[WRITTEN PROBLEM]:
Take the line that contains "Parse this screenshot: output" as the first and the last line of the material as the final one; set down exactly the lines in that span.

[EXERCISE INPUTS]:
↓↓↓

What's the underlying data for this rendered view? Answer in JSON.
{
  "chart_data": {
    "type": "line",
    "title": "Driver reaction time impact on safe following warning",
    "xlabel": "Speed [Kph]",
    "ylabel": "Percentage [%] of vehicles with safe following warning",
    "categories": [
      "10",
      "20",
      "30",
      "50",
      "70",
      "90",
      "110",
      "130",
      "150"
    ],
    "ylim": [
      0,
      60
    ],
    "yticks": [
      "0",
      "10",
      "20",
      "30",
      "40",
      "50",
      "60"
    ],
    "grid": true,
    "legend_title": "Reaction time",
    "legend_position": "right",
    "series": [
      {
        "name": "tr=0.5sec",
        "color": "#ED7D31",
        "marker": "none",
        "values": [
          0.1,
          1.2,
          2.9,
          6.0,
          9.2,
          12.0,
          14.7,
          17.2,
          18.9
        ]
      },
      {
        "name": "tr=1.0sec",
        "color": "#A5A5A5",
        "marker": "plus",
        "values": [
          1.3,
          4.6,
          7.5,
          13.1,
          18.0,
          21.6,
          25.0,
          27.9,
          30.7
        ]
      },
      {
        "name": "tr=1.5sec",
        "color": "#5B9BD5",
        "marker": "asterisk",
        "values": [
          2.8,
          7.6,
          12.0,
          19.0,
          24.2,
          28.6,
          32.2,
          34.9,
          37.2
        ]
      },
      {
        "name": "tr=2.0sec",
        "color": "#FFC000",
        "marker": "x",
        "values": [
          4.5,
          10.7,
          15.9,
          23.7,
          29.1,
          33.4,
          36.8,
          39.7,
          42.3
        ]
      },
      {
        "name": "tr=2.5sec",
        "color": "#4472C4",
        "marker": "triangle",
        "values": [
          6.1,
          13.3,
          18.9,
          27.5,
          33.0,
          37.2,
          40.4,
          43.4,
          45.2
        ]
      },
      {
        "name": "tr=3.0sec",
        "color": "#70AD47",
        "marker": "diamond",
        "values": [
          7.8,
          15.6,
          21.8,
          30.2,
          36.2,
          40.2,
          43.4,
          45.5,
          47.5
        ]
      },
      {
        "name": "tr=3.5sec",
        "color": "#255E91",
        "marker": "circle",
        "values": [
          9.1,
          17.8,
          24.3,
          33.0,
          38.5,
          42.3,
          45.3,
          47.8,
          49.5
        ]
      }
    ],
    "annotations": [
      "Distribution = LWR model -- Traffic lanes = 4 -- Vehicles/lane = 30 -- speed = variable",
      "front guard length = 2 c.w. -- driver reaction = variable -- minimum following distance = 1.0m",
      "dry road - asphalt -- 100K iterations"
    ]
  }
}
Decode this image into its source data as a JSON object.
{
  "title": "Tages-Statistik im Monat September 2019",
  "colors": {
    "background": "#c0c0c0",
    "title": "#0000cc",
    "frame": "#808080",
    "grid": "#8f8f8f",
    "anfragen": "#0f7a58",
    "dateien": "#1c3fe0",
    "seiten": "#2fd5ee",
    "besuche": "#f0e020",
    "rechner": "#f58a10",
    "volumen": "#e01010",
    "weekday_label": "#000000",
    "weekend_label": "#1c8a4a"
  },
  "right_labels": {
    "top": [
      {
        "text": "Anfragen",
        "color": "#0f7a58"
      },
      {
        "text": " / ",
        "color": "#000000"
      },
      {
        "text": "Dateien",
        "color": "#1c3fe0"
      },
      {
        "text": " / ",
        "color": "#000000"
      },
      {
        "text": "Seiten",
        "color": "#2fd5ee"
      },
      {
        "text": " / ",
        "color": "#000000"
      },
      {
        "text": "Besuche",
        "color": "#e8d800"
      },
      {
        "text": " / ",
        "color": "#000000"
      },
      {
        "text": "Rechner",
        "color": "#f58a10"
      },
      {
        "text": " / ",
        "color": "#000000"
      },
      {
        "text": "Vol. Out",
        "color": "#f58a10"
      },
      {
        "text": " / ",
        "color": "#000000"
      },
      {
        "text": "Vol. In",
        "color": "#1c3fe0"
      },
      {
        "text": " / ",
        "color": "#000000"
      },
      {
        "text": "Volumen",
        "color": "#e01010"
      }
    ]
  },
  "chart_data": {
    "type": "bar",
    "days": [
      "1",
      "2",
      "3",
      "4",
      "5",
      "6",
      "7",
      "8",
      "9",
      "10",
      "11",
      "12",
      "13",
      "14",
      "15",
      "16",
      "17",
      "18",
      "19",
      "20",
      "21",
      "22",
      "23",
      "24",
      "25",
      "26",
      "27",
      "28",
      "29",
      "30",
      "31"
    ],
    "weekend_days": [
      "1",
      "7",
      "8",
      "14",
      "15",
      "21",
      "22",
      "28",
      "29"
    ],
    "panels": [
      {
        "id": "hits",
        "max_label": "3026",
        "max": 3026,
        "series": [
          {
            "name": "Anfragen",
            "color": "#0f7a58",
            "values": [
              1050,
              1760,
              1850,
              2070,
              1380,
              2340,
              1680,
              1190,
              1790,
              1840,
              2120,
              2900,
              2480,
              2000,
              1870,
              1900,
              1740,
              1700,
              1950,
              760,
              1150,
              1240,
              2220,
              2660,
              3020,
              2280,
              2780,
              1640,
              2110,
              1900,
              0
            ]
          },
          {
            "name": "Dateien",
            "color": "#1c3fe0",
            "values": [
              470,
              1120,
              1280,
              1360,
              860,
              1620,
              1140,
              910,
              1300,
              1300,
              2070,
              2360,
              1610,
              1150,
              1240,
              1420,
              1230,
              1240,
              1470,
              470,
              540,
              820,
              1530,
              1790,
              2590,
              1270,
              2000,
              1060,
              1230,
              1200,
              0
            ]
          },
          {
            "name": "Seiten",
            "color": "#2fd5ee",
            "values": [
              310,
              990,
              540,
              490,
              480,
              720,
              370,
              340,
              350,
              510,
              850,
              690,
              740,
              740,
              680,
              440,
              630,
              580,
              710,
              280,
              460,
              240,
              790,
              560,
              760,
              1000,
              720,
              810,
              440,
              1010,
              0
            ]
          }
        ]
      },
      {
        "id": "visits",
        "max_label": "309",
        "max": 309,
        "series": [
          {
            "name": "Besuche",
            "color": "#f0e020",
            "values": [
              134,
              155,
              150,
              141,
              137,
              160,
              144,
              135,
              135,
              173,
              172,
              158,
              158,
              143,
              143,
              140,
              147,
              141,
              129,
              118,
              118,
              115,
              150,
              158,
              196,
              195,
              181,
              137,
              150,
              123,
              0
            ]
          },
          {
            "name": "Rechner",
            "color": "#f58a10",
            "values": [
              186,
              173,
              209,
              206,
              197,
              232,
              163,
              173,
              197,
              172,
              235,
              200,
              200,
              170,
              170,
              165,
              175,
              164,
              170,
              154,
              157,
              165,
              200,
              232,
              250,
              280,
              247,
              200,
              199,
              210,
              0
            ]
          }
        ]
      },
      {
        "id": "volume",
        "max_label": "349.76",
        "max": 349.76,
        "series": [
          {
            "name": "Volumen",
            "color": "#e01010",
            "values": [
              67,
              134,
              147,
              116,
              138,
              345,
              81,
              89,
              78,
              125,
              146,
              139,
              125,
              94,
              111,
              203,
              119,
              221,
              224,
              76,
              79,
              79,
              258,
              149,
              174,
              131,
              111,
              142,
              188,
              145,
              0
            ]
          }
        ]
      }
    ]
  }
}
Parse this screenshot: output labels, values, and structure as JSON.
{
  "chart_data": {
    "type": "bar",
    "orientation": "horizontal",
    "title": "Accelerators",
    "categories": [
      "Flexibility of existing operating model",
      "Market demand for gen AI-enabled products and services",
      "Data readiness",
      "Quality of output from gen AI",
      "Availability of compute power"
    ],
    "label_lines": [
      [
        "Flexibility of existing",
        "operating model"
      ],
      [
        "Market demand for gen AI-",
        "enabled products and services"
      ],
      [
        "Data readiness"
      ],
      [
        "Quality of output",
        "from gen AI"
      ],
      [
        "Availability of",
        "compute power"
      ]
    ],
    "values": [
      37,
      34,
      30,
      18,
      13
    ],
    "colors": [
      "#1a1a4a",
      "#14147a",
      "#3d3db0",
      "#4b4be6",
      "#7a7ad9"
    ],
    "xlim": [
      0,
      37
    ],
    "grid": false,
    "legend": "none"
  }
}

↑↑↑

[THE ANSWER]:
Parse this screenshot: output labels, values, and structure as JSON.
{
  "chart_data": {
    "type": "bar",
    "orientation": "horizontal",
    "title": "Accelerators",
    "categories": [
      "Flexibility of existing operating model",
      "Market demand for gen AI-enabled products and services",
      "Data readiness",
      "Quality of output from gen AI",
      "Availability of compute power"
    ],
    "label_lines": [
      [
        "Flexibility of existing",
        "operating model"
      ],
      [
        "Market demand for gen AI-",
        "enabled products and services"
      ],
      [
        "Data readiness"
      ],
      [
        "Quality of output",
        "from gen AI"
      ],
      [
        "Availability of",
        "compute power"
      ]
    ],
    "values": [
      37,
      34,
      30,
      18,
      13
    ],
    "colors": [
      "#1a1a4a",
      "#14147a",
      "#3d3db0",
      "#4b4be6",
      "#7a7ad9"
    ],
    "xlim": [
      0,
      37
    ],
    "grid": false,
    "legend": "none"
  }
}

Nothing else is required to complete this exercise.